EXTRACT:
···
Alibaba stock is still far off highs even as the former China leader continues to deliver strong earnings and sales growth. Increased regulatory scrutiny has weighed on Alibaba stock in recent months, but China stocks rallied broadly Tuesday after Chinese regulators approved Tencent‘s (TCEHY) merger with Sogou (SOGO). Alibaba stock gapped up on the news, but is Alibaba stock a buy now?
Alibaba (BABA) gapped down on May 13 after the company missed Q4 earnings expectations, but revenue growth accelerated for the fourth straight quarter, soaring 77% to $28.6 billion.
Prior to that, BABA stock spiked 9% in heavy volume on April 12 after China regulators fined the company $2.8 billion after an antimonopoly probe. At the time, it looked like BABA stock was ready to break out of a downtrend, but the stock got turned away at its 50-day moving average. It tried to rally above the 50-day line again in late April but sellers knocked the stock lower again.
Alibaba’s Q3 earnings report in February revealed another quarter of strong bottom-line and top-line growth.
Adjusted earnings rose 30% to $3.38 a share. Revenue growth accelerated for the third straight quarter, jumping 46% to $33.87 billion. Revenue for the company’s cloud computing business grew 50% year over year to $2.47 billion.
“Our cloud computing business continues to expand market leadership and show strong growth, reflecting the massive potential of China’s nascent cloud computing market as well as our years of investment in technology,” Alibaba CEO Daniel Zhang said in a news release.
···
RECORD SET:
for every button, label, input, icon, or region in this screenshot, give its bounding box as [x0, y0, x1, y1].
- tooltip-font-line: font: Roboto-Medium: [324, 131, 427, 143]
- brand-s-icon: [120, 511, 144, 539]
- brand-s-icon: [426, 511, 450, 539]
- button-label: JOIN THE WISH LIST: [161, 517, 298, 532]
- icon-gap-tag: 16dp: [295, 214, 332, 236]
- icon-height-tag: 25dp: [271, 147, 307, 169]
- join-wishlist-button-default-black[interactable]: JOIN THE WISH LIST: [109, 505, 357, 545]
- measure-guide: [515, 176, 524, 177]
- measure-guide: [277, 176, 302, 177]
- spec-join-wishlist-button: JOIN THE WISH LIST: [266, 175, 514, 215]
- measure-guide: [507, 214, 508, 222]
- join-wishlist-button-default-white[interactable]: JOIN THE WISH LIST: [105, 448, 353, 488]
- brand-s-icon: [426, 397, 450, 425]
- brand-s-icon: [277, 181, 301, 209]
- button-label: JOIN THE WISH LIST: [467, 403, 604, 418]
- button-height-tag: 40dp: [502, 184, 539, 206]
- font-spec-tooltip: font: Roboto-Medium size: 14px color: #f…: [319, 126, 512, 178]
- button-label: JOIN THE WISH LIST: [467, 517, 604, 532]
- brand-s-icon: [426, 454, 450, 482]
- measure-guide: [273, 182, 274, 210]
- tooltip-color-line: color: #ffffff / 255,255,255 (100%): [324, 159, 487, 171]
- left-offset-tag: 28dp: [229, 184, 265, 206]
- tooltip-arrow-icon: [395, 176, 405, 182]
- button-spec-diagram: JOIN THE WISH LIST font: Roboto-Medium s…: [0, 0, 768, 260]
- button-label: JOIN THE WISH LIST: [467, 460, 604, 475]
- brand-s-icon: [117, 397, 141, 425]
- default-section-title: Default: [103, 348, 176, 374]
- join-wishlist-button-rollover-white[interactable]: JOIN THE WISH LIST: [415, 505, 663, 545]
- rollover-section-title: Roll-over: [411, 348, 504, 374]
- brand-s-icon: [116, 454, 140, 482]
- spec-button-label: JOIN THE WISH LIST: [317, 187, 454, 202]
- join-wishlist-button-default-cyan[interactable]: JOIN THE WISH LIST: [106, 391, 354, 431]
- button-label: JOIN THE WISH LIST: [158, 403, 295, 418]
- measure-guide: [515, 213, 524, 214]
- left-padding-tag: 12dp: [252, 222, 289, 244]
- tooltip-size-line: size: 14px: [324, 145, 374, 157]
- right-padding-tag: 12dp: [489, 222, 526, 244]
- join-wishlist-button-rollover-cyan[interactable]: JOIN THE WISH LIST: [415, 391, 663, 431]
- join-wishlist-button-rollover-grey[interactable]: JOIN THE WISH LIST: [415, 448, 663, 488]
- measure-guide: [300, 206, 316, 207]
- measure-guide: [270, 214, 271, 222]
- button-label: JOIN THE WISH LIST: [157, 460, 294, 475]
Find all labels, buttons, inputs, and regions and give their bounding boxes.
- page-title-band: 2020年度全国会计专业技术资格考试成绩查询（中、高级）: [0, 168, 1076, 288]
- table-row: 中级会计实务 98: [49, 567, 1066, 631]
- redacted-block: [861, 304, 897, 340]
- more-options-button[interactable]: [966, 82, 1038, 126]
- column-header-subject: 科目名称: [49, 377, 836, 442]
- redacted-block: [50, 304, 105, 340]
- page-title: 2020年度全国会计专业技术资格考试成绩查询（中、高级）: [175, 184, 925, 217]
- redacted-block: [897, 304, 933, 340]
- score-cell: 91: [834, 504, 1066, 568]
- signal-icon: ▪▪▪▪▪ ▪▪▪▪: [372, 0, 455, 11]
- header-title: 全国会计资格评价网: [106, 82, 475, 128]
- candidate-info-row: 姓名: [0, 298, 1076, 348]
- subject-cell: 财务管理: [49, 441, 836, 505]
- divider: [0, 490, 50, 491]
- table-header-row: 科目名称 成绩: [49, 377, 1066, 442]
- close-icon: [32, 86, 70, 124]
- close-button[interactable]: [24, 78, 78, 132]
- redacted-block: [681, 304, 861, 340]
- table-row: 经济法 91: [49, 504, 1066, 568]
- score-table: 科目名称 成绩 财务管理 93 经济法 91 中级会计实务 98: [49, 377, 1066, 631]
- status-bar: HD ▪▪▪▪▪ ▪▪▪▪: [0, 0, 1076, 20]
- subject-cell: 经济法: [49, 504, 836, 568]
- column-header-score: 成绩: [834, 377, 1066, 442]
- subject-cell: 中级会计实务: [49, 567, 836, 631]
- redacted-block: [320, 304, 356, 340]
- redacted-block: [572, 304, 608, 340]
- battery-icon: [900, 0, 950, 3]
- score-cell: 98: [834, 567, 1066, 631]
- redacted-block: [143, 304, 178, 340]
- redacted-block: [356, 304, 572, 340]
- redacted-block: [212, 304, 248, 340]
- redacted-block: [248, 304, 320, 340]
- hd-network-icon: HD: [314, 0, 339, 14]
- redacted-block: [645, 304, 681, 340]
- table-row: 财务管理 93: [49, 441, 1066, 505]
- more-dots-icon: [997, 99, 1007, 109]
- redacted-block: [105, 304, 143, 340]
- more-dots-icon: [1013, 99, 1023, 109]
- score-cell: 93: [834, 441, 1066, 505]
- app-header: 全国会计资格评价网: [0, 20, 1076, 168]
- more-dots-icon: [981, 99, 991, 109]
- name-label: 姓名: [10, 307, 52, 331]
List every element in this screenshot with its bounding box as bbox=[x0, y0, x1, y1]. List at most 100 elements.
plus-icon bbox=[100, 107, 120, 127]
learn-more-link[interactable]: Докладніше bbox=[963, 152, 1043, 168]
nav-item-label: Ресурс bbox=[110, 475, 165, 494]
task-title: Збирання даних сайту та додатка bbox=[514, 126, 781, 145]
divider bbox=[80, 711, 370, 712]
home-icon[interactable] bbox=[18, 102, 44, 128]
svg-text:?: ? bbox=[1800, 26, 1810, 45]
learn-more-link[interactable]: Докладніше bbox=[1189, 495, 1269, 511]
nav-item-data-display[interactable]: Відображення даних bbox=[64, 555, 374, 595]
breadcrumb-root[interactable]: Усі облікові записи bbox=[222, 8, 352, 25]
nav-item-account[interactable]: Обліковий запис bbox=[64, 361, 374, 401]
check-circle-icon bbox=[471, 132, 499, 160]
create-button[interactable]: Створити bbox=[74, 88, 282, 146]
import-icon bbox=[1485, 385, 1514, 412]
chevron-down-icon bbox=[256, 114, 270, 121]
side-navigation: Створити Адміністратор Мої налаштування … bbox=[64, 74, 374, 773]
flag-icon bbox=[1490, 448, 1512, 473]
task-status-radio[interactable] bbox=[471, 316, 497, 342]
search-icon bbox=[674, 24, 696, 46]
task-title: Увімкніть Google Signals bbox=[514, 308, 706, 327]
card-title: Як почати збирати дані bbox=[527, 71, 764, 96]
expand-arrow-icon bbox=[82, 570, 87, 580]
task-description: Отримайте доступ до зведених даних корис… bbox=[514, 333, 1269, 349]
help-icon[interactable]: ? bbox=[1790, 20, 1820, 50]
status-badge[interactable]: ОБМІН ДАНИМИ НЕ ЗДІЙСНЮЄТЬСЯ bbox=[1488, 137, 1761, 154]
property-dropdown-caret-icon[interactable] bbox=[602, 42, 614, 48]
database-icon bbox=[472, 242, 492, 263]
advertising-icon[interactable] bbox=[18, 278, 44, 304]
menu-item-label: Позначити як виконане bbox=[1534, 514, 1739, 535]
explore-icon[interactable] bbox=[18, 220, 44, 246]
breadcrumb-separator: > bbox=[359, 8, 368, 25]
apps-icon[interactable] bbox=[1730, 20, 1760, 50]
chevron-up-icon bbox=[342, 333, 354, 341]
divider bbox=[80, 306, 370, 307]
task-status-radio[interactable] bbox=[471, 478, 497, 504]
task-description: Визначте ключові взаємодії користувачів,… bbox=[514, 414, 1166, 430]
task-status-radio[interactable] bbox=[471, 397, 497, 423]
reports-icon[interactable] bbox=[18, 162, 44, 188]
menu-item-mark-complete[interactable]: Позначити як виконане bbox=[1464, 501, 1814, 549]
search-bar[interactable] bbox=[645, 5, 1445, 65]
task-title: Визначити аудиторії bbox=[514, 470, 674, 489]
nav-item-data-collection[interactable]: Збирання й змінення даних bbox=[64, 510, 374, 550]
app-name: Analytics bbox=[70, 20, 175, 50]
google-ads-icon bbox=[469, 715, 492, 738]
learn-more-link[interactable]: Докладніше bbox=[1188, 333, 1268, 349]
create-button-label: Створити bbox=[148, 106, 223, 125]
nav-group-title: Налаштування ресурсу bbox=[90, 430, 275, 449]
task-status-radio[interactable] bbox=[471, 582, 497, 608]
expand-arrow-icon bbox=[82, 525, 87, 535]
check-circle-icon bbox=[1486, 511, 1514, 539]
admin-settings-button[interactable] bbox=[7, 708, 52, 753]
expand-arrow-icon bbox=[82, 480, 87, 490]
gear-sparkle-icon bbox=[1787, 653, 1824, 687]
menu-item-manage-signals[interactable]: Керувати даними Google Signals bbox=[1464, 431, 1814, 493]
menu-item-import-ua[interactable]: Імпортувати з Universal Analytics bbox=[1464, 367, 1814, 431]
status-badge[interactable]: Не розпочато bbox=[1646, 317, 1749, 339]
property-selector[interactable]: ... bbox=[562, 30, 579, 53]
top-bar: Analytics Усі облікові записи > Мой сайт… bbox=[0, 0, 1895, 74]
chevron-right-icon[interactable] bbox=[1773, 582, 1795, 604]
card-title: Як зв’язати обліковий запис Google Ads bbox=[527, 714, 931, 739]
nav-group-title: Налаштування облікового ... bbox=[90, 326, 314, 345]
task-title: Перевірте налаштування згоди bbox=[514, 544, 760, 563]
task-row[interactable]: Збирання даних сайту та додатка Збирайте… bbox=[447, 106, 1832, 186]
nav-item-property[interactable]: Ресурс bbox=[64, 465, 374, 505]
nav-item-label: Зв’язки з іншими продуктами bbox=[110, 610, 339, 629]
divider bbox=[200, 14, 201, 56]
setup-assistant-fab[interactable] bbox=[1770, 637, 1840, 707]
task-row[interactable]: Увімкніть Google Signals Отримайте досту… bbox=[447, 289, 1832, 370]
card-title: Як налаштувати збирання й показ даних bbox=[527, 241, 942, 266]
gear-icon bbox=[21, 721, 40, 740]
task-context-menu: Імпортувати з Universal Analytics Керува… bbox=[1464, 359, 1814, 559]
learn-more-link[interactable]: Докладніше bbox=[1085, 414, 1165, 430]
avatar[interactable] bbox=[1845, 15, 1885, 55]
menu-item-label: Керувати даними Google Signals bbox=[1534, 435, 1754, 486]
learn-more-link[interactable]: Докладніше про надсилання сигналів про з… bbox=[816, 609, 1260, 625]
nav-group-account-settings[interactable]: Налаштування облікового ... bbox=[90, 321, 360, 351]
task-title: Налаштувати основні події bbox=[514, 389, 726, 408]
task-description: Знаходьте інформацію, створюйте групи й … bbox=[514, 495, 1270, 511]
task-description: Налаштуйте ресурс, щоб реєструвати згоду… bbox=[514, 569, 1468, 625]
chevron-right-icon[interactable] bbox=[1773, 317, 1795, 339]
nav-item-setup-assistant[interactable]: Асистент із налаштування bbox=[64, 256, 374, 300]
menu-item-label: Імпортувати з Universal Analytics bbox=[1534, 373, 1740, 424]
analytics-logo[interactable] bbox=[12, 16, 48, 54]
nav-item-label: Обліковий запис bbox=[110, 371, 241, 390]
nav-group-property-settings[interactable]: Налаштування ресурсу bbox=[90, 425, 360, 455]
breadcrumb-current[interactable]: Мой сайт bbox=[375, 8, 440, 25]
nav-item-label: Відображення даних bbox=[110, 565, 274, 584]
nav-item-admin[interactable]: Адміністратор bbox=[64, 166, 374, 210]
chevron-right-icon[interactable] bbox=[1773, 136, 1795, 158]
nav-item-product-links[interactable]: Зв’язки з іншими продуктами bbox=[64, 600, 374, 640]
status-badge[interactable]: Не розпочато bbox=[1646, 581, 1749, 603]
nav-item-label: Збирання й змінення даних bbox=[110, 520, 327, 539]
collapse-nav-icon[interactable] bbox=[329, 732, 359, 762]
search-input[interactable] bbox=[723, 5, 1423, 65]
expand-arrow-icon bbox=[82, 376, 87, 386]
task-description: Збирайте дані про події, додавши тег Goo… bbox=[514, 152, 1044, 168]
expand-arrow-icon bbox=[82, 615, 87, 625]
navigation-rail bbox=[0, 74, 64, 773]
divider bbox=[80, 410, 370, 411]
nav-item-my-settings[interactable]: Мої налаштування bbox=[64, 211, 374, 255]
···
WHAT NEEDS TO BE DONE: In the article on Alibaba stock, how much did Chinese regulators fine the company after the antimonopoly probe? The records have no connection to the article on Alibaba stock.

WRITTEN RESPONSE: $2.8 billion